TO BE DONE: Search the records for "color". Copy every line where it appears.

DATA TO PROCESS:
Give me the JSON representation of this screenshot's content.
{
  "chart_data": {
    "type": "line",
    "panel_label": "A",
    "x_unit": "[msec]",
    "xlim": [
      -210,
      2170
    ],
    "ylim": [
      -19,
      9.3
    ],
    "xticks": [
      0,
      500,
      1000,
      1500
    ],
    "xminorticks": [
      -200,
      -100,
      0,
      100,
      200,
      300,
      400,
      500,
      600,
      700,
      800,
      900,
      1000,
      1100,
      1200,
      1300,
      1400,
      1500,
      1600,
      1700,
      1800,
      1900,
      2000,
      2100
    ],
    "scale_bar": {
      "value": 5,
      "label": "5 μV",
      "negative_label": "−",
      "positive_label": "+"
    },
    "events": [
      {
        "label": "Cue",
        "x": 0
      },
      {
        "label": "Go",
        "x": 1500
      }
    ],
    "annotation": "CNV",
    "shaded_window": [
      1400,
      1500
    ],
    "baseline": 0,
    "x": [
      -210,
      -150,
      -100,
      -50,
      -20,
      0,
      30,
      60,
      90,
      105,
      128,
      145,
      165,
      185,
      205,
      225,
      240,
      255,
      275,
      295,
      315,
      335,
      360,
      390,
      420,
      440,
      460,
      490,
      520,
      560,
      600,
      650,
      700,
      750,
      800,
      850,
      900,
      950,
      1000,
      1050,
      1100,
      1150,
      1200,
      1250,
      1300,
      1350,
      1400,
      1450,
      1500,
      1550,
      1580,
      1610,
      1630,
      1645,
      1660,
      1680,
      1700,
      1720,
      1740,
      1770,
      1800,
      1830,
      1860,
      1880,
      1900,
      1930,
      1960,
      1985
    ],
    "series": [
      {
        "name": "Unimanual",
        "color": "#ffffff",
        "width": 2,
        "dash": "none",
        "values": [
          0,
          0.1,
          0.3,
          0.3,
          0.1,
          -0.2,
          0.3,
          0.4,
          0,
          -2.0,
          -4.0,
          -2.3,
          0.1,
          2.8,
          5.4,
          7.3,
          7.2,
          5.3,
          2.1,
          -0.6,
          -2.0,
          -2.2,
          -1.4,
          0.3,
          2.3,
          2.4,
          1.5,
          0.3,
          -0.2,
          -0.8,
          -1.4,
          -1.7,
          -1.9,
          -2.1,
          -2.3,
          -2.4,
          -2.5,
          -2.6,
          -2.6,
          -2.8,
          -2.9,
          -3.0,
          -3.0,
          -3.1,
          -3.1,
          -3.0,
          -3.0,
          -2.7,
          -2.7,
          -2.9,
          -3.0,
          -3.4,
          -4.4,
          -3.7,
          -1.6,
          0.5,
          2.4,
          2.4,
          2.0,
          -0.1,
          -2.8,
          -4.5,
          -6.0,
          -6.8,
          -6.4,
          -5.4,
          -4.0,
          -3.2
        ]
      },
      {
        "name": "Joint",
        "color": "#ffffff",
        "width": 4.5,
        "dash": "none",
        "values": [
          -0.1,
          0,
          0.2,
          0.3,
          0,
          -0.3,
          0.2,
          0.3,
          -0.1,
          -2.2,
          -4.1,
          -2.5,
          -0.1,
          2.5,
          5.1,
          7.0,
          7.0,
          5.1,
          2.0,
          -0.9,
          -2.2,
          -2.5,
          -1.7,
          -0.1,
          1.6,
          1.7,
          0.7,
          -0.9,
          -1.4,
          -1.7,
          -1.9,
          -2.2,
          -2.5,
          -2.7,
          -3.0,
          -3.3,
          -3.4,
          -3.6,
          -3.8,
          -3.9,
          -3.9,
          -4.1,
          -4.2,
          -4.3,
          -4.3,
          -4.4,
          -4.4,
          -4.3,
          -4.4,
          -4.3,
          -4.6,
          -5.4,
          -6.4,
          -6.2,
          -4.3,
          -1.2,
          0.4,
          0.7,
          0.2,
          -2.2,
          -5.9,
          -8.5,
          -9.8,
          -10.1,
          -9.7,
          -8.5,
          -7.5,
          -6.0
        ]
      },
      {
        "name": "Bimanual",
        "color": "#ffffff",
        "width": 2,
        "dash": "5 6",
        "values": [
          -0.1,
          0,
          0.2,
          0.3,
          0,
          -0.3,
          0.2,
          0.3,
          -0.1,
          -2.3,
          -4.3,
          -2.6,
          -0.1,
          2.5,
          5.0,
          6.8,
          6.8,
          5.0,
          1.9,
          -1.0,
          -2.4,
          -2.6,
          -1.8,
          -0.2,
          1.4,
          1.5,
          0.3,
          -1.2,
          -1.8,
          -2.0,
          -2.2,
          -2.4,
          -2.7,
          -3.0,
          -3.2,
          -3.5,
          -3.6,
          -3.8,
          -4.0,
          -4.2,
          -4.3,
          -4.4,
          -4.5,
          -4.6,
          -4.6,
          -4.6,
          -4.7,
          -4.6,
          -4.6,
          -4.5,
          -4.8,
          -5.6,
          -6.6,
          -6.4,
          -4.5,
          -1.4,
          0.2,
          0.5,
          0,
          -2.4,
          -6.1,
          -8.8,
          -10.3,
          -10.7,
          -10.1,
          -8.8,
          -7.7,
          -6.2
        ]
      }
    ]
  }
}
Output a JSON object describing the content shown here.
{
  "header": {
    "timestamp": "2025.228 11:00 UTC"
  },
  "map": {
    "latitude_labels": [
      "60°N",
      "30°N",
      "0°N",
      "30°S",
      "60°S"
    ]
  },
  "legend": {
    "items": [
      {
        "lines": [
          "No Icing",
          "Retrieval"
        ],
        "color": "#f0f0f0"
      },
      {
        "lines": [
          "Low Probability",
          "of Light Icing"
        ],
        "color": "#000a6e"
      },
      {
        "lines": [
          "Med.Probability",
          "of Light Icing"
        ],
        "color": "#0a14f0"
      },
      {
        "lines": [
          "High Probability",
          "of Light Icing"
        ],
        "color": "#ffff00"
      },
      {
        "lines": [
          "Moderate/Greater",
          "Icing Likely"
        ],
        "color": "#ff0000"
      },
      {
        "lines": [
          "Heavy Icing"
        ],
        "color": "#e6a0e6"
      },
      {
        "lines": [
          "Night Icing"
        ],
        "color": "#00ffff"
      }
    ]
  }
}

OUTPUT OF THE TASK:
        "color": "#ffffff",
        "color": "#ffffff",
        "color": "#ffffff",
        "color": "#f0f0f0"
        "color": "#000a6e"
        "color": "#0a14f0"
        "color": "#ffff00"
        "color": "#ff0000"
        "color": "#e6a0e6"
        "color": "#00ffff"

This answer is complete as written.